# WHAT YOU SHOULD DO:
Write out the full listing again, exactly as it stands.

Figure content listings
[Begin]

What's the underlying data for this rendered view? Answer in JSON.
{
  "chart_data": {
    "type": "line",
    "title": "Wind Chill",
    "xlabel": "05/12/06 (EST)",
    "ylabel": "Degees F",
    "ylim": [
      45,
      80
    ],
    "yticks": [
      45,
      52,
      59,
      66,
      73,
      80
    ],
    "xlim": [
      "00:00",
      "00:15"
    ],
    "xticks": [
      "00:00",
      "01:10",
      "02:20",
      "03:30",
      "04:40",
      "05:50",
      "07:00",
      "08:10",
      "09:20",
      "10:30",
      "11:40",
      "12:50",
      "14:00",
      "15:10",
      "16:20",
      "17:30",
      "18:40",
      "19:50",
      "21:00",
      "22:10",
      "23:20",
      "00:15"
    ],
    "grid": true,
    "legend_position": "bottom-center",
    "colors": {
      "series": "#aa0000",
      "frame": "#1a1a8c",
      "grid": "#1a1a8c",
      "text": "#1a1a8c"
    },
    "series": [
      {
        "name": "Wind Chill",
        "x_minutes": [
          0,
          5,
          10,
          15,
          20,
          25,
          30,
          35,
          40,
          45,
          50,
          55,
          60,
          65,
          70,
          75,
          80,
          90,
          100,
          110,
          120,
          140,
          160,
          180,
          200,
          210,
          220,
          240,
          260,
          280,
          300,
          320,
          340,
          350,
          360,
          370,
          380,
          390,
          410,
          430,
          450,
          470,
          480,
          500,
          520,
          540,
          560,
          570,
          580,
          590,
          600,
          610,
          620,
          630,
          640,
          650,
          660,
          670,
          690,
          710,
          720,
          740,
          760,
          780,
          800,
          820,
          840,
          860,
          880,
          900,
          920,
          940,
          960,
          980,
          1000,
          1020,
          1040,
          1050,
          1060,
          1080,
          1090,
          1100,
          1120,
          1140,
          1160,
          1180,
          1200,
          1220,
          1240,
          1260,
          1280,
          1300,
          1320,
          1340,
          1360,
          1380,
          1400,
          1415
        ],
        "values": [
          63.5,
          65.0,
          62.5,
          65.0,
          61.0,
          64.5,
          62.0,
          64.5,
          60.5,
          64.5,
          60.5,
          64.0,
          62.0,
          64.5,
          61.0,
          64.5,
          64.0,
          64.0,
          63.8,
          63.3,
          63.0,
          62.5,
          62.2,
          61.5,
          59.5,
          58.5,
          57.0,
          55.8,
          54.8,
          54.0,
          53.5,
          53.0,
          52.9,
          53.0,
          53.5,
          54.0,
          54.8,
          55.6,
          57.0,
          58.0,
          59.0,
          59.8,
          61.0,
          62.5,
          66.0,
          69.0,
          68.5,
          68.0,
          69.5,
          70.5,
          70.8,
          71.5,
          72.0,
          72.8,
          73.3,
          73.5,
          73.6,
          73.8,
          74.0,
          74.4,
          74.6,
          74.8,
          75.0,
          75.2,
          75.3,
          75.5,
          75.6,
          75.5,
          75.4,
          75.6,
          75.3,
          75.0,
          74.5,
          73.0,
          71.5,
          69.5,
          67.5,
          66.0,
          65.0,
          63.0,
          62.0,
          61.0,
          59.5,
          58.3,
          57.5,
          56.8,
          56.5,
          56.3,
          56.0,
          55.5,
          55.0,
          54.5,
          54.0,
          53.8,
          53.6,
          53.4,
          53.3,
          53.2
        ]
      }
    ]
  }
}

[End]

# FULL ANSWER:
What's the underlying data for this rendered view? Answer in JSON.
{
  "chart_data": {
    "type": "line",
    "title": "Wind Chill",
    "xlabel": "05/12/06 (EST)",
    "ylabel": "Degees F",
    "ylim": [
      45,
      80
    ],
    "yticks": [
      45,
      52,
      59,
      66,
      73,
      80
    ],
    "xlim": [
      "00:00",
      "00:15"
    ],
    "xticks": [
      "00:00",
      "01:10",
      "02:20",
      "03:30",
      "04:40",
      "05:50",
      "07:00",
      "08:10",
      "09:20",
      "10:30",
      "11:40",
      "12:50",
      "14:00",
      "15:10",
      "16:20",
      "17:30",
      "18:40",
      "19:50",
      "21:00",
      "22:10",
      "23:20",
      "00:15"
    ],
    "grid": true,
    "legend_position": "bottom-center",
    "colors": {
      "series": "#aa0000",
      "frame": "#1a1a8c",
      "grid": "#1a1a8c",
      "text": "#1a1a8c"
    },
    "series": [
      {
        "name": "Wind Chill",
        "x_minutes": [
          0,
          5,
          10,
          15,
          20,
          25,
          30,
          35,
          40,
          45,
          50,
          55,
          60,
          65,
          70,
          75,
          80,
          90,
          100,
          110,
          120,
          140,
          160,
          180,
          200,
          210,
          220,
          240,
          260,
          280,
          300,
          320,
          340,
          350,
          360,
          370,
          380,
          390,
          410,
          430,
          450,
          470,
          480,
          500,
          520,
          540,
          560,
          570,
          580,
          590,
          600,
          610,
          620,
          630,
          640,
          650,
          660,
          670,
          690,
          710,
          720,
          740,
          760,
          780,
          800,
          820,
          840,
          860,
          880,
          900,
          920,
          940,
          960,
          980,
          1000,
          1020,
          1040,
          1050,
          1060,
          1080,
          1090,
          1100,
          1120,
          1140,
          1160,
          1180,
          1200,
          1220,
          1240,
          1260,
          1280,
          1300,
          1320,
          1340,
          1360,
          1380,
          1400,
          1415
        ],
        "values": [
          63.5,
          65.0,
          62.5,
          65.0,
          61.0,
          64.5,
          62.0,
          64.5,
          60.5,
          64.5,
          60.5,
          64.0,
          62.0,
          64.5,
          61.0,
          64.5,
          64.0,
          64.0,
          63.8,
          63.3,
          63.0,
          62.5,
          62.2,
          61.5,
          59.5,
          58.5,
          57.0,
          55.8,
          54.8,
          54.0,
          53.5,
          53.0,
          52.9,
          53.0,
          53.5,
          54.0,
          54.8,
          55.6,
          57.0,
          58.0,
          59.0,
          59.8,
          61.0,
          62.5,
          66.0,
          69.0,
          68.5,
          68.0,
          69.5,
          70.5,
          70.8,
          71.5,
          72.0,
          72.8,
          73.3,
          73.5,
          73.6,
          73.8,
          74.0,
          74.4,
          74.6,
          74.8,
          75.0,
          75.2,
          75.3,
          75.5,
          75.6,
          75.5,
          75.4,
          75.6,
          75.3,
          75.0,
          74.5,
          73.0,
          71.5,
          69.5,
          67.5,
          66.0,
          65.0,
          63.0,
          62.0,
          61.0,
          59.5,
          58.3,
          57.5,
          56.8,
          56.5,
          56.3,
          56.0,
          55.5,
          55.0,
          54.5,
          54.0,
          53.8,
          53.6,
          53.4,
          53.3,
          53.2
        ]
      }
    ]
  }
}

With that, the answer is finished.